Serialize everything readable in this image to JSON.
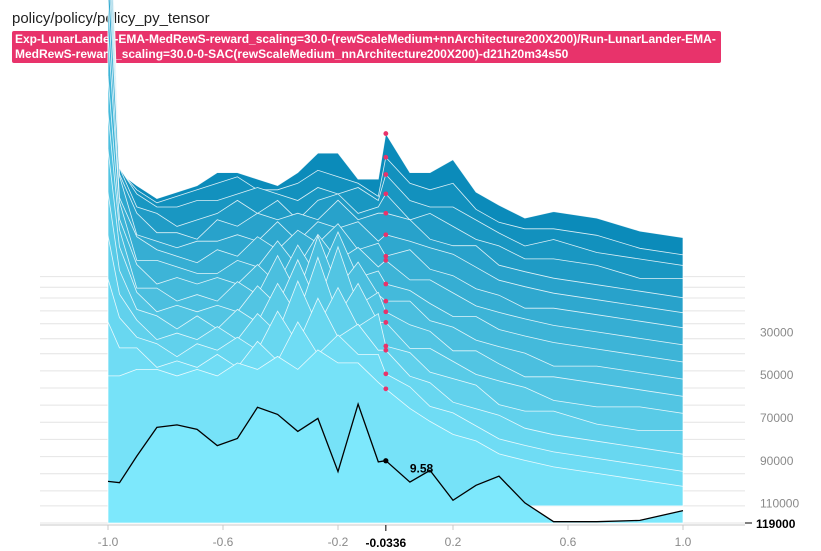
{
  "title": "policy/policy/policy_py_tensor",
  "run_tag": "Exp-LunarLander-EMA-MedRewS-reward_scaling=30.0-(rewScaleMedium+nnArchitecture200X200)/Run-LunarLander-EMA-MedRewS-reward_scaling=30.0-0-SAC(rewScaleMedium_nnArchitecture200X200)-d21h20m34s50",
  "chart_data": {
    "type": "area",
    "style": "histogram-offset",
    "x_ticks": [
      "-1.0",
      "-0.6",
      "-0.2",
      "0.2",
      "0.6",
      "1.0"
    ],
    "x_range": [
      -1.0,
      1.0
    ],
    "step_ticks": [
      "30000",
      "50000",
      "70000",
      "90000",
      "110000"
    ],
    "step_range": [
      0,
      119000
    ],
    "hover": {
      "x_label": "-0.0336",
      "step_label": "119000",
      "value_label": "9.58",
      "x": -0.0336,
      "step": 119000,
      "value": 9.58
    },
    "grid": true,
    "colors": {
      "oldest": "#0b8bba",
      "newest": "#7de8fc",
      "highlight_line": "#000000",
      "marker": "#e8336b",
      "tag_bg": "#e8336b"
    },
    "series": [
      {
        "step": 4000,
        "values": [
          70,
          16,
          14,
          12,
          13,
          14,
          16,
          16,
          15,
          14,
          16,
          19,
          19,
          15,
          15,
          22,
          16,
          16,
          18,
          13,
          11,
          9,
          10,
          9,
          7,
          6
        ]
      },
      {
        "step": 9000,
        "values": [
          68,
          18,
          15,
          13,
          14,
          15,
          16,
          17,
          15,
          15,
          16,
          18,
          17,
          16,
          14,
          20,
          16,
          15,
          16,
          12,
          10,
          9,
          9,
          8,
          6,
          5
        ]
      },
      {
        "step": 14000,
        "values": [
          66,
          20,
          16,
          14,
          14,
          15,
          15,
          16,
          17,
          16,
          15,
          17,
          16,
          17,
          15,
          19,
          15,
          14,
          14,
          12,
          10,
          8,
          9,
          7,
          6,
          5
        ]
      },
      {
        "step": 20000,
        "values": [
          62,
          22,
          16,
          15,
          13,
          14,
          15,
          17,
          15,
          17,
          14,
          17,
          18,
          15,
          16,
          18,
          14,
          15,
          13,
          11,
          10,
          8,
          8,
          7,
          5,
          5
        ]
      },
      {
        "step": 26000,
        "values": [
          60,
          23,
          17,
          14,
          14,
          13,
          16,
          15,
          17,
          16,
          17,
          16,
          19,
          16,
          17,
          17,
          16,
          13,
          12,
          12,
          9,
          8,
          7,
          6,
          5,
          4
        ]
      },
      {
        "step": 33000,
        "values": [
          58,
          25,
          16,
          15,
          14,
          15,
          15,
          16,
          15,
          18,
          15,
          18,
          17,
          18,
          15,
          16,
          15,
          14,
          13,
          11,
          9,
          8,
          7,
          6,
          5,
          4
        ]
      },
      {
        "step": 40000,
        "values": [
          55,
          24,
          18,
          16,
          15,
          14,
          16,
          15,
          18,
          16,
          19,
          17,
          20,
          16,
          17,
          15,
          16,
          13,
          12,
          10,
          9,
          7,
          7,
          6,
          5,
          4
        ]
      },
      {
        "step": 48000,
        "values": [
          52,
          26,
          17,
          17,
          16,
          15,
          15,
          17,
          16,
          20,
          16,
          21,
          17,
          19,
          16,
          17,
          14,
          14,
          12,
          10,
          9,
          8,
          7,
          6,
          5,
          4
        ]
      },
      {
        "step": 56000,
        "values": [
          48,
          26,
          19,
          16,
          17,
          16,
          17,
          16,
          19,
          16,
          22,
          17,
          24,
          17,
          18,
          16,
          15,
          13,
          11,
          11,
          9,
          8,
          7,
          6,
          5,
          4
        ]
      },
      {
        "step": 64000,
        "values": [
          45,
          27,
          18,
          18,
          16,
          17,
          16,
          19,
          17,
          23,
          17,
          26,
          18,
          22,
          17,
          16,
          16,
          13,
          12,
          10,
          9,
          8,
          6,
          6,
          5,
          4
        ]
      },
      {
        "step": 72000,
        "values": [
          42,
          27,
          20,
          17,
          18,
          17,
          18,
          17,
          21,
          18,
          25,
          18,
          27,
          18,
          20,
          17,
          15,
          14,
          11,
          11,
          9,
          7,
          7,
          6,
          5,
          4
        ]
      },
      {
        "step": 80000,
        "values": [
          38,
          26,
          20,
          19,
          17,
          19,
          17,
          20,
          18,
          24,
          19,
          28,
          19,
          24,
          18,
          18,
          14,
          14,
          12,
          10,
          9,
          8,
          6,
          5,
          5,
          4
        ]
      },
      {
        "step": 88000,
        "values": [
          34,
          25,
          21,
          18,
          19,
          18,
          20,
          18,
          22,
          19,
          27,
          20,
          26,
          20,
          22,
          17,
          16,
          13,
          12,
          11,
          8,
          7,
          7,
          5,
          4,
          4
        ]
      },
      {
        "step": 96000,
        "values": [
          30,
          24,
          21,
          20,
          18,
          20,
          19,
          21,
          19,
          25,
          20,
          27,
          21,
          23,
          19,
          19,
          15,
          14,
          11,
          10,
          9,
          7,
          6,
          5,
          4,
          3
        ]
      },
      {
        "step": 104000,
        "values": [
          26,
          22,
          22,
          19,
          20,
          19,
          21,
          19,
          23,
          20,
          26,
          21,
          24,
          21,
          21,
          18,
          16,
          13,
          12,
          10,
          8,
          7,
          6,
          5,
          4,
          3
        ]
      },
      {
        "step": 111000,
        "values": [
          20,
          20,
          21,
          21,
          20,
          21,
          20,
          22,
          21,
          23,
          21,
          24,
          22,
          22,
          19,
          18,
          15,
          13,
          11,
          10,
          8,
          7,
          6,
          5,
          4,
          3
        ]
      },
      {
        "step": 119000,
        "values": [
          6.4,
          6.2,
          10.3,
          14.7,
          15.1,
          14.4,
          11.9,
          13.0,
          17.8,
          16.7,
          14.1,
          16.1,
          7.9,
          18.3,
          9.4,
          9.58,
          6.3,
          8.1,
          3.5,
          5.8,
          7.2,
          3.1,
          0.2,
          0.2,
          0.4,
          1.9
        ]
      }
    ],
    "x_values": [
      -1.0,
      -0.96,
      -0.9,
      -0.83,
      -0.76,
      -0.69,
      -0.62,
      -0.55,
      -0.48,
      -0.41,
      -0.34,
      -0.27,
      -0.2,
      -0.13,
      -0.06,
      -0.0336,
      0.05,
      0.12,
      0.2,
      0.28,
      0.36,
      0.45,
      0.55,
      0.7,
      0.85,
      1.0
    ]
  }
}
- - - -
### WRITTEN REQUEST
An exact transcription of all the entries is required, without the pictures.

### RESPONSE TO THIS EXERCISE
Serialize everything readable in this image to JSON.
{
  "title": "policy/policy/policy_py_tensor",
  "run_tag": "Exp-LunarLander-EMA-MedRewS-reward_scaling=30.0-(rewScaleMedium+nnArchitecture200X200)/Run-LunarLander-EMA-MedRewS-reward_scaling=30.0-0-SAC(rewScaleMedium_nnArchitecture200X200)-d21h20m34s50",
  "chart_data": {
    "type": "area",
    "style": "histogram-offset",
    "x_ticks": [
      "-1.0",
      "-0.6",
      "-0.2",
      "0.2",
      "0.6",
      "1.0"
    ],
    "x_range": [
      -1.0,
      1.0
    ],
    "step_ticks": [
      "30000",
      "50000",
      "70000",
      "90000",
      "110000"
    ],
    "step_range": [
      0,
      119000
    ],
    "hover": {
      "x_label": "-0.0336",
      "step_label": "119000",
      "value_label": "9.58",
      "x": -0.0336,
      "step": 119000,
      "value": 9.58
    },
    "grid": true,
    "colors": {
      "oldest": "#0b8bba",
      "newest": "#7de8fc",
      "highlight_line": "#000000",
      "marker": "#e8336b",
      "tag_bg": "#e8336b"
    },
    "series": [
      {
        "step": 4000,
        "values": [
          70,
          16,
          14,
          12,
          13,
          14,
          16,
          16,
          15,
          14,
          16,
          19,
          19,
          15,
          15,
          22,
          16,
          16,
          18,
          13,
          11,
          9,
          10,
          9,
          7,
          6
        ]
      },
      {
        "step": 9000,
        "values": [
          68,
          18,
          15,
          13,
          14,
          15,
          16,
          17,
          15,
          15,
          16,
          18,
          17,
          16,
          14,
          20,
          16,
          15,
          16,
          12,
          10,
          9,
          9,
          8,
          6,
          5
        ]
      },
      {
        "step": 14000,
        "values": [
          66,
          20,
          16,
          14,
          14,
          15,
          15,
          16,
          17,
          16,
          15,
          17,
          16,
          17,
          15,
          19,
          15,
          14,
          14,
          12,
          10,
          8,
          9,
          7,
          6,
          5
        ]
      },
      {
        "step": 20000,
        "values": [
          62,
          22,
          16,
          15,
          13,
          14,
          15,
          17,
          15,
          17,
          14,
          17,
          18,
          15,
          16,
          18,
          14,
          15,
          13,
          11,
          10,
          8,
          8,
          7,
          5,
          5
        ]
      },
      {
        "step": 26000,
        "values": [
          60,
          23,
          17,
          14,
          14,
          13,
          16,
          15,
          17,
          16,
          17,
          16,
          19,
          16,
          17,
          17,
          16,
          13,
          12,
          12,
          9,
          8,
          7,
          6,
          5,
          4
        ]
      },
      {
        "step": 33000,
        "values": [
          58,
          25,
          16,
          15,
          14,
          15,
          15,
          16,
          15,
          18,
          15,
          18,
          17,
          18,
          15,
          16,
          15,
          14,
          13,
          11,
          9,
          8,
          7,
          6,
          5,
          4
        ]
      },
      {
        "step": 40000,
        "values": [
          55,
          24,
          18,
          16,
          15,
          14,
          16,
          15,
          18,
          16,
          19,
          17,
          20,
          16,
          17,
          15,
          16,
          13,
          12,
          10,
          9,
          7,
          7,
          6,
          5,
          4
        ]
      },
      {
        "step": 48000,
        "values": [
          52,
          26,
          17,
          17,
          16,
          15,
          15,
          17,
          16,
          20,
          16,
          21,
          17,
          19,
          16,
          17,
          14,
          14,
          12,
          10,
          9,
          8,
          7,
          6,
          5,
          4
        ]
      },
      {
        "step": 56000,
        "values": [
          48,
          26,
          19,
          16,
          17,
          16,
          17,
          16,
          19,
          16,
          22,
          17,
          24,
          17,
          18,
          16,
          15,
          13,
          11,
          11,
          9,
          8,
          7,
          6,
          5,
          4
        ]
      },
      {
        "step": 64000,
        "values": [
          45,
          27,
          18,
          18,
          16,
          17,
          16,
          19,
          17,
          23,
          17,
          26,
          18,
          22,
          17,
          16,
          16,
          13,
          12,
          10,
          9,
          8,
          6,
          6,
          5,
          4
        ]
      },
      {
        "step": 72000,
        "values": [
          42,
          27,
          20,
          17,
          18,
          17,
          18,
          17,
          21,
          18,
          25,
          18,
          27,
          18,
          20,
          17,
          15,
          14,
          11,
          11,
          9,
          7,
          7,
          6,
          5,
          4
        ]
      },
      {
        "step": 80000,
        "values": [
          38,
          26,
          20,
          19,
          17,
          19,
          17,
          20,
          18,
          24,
          19,
          28,
          19,
          24,
          18,
          18,
          14,
          14,
          12,
          10,
          9,
          8,
          6,
          5,
          5,
          4
        ]
      },
      {
        "step": 88000,
        "values": [
          34,
          25,
          21,
          18,
          19,
          18,
          20,
          18,
          22,
          19,
          27,
          20,
          26,
          20,
          22,
          17,
          16,
          13,
          12,
          11,
          8,
          7,
          7,
          5,
          4,
          4
        ]
      },
      {
        "step": 96000,
        "values": [
          30,
          24,
          21,
          20,
          18,
          20,
          19,
          21,
          19,
          25,
          20,
          27,
          21,
          23,
          19,
          19,
          15,
          14,
          11,
          10,
          9,
          7,
          6,
          5,
          4,
          3
        ]
      },
      {
        "step": 104000,
        "values": [
          26,
          22,
          22,
          19,
          20,
          19,
          21,
          19,
          23,
          20,
          26,
          21,
          24,
          21,
          21,
          18,
          16,
          13,
          12,
          10,
          8,
          7,
          6,
          5,
          4,
          3
        ]
      },
      {
        "step": 111000,
        "values": [
          20,
          20,
          21,
          21,
          20,
          21,
          20,
          22,
          21,
          23,
          21,
          24,
          22,
          22,
          19,
          18,
          15,
          13,
          11,
          10,
          8,
          7,
          6,
          5,
          4,
          3
        ]
      },
      {
        "step": 119000,
        "values": [
          6.4,
          6.2,
          10.3,
          14.7,
          15.1,
          14.4,
          11.9,
          13.0,
          17.8,
          16.7,
          14.1,
          16.1,
          7.9,
          18.3,
          9.4,
          9.58,
          6.3,
          8.1,
          3.5,
          5.8,
          7.2,
          3.1,
          0.2,
          0.2,
          0.4,
          1.9
        ]
      }
    ],
    "x_values": [
      -1.0,
      -0.96,
      -0.9,
      -0.83,
      -0.76,
      -0.69,
      -0.62,
      -0.55,
      -0.48,
      -0.41,
      -0.34,
      -0.27,
      -0.2,
      -0.13,
      -0.06,
      -0.0336,
      0.05,
      0.12,
      0.2,
      0.28,
      0.36,
      0.45,
      0.55,
      0.7,
      0.85,
      1.0
    ]
  }
}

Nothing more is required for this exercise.